#### [Written task]
Find how many lines in the material hold the word "وقالت", then state that number and nothing more.
━━━ Excerpted records
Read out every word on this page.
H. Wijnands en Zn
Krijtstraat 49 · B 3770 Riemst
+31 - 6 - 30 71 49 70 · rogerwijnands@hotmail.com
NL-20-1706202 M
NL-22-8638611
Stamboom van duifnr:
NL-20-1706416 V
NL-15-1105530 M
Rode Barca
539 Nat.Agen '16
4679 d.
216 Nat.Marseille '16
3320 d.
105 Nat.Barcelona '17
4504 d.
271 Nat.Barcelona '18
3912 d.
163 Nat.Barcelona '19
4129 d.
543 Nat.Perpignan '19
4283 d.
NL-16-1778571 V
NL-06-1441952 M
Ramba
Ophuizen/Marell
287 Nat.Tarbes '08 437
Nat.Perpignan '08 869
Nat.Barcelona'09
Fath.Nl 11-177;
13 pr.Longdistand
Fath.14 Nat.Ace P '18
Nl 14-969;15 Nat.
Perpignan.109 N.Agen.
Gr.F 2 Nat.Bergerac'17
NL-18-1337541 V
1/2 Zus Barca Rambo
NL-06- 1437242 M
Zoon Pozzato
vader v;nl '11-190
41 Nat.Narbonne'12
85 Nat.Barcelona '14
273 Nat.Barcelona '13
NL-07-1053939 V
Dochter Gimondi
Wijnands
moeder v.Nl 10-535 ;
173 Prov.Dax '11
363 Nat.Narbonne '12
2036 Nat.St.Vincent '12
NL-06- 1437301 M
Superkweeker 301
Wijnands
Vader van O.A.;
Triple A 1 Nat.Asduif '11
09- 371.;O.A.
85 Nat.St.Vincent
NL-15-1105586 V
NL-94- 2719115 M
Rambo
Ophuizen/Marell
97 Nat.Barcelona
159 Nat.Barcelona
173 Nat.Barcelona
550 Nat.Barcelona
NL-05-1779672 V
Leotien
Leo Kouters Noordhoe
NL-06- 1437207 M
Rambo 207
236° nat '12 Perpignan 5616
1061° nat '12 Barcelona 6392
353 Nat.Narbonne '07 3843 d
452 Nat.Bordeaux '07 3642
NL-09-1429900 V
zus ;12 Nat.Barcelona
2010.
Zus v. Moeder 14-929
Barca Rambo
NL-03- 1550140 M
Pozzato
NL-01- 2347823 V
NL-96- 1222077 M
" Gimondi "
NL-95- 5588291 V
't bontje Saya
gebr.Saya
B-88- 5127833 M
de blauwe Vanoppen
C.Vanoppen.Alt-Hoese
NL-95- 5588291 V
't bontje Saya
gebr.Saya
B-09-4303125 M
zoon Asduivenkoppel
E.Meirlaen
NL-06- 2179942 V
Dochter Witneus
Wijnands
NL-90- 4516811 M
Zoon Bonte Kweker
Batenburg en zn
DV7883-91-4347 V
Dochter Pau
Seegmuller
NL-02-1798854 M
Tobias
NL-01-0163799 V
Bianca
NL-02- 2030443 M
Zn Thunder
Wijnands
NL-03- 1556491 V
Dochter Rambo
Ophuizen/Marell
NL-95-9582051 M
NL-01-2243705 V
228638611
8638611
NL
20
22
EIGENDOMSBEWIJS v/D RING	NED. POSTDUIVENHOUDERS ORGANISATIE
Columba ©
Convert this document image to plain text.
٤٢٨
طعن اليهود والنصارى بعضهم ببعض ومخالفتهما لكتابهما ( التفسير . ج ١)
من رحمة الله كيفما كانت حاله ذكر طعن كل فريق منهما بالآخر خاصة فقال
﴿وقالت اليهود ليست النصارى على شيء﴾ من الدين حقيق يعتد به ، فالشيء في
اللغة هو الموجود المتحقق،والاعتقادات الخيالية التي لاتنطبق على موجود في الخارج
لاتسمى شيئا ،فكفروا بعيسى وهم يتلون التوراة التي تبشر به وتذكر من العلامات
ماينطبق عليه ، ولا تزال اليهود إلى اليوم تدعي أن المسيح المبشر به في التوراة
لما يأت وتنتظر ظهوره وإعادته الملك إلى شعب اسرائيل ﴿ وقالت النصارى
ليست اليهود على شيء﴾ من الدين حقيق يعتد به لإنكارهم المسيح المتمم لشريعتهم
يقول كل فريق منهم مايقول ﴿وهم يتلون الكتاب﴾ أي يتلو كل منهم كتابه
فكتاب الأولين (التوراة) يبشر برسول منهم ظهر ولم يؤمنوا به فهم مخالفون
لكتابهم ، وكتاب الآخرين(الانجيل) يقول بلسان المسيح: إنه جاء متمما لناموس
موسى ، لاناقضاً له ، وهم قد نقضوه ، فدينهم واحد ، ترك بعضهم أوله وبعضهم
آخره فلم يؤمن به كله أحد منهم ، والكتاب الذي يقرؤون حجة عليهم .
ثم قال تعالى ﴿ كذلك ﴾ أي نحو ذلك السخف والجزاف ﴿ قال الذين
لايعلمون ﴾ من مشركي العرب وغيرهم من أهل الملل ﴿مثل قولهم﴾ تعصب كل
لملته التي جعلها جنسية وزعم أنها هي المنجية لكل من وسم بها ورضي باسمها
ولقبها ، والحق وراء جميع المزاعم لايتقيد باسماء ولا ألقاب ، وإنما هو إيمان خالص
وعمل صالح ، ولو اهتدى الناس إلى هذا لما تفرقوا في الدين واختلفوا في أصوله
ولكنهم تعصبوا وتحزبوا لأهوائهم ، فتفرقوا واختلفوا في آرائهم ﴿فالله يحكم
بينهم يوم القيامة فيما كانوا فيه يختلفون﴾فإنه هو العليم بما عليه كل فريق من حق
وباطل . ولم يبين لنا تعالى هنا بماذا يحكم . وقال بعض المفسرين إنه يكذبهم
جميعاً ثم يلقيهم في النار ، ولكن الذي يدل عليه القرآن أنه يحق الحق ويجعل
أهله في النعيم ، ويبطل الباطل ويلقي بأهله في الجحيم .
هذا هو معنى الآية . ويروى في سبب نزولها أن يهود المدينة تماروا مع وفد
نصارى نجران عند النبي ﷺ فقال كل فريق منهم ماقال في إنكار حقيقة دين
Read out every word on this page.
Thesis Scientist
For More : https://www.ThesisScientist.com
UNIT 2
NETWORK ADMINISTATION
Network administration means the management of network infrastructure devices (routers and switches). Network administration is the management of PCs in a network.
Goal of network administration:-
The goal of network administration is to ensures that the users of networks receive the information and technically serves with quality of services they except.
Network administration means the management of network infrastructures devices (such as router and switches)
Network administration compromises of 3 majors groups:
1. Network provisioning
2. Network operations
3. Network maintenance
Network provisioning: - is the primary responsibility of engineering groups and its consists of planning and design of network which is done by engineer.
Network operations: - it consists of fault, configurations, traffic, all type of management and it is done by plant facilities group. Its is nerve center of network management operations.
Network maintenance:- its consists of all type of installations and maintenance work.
━━━━━━
#### [Result of the task]
2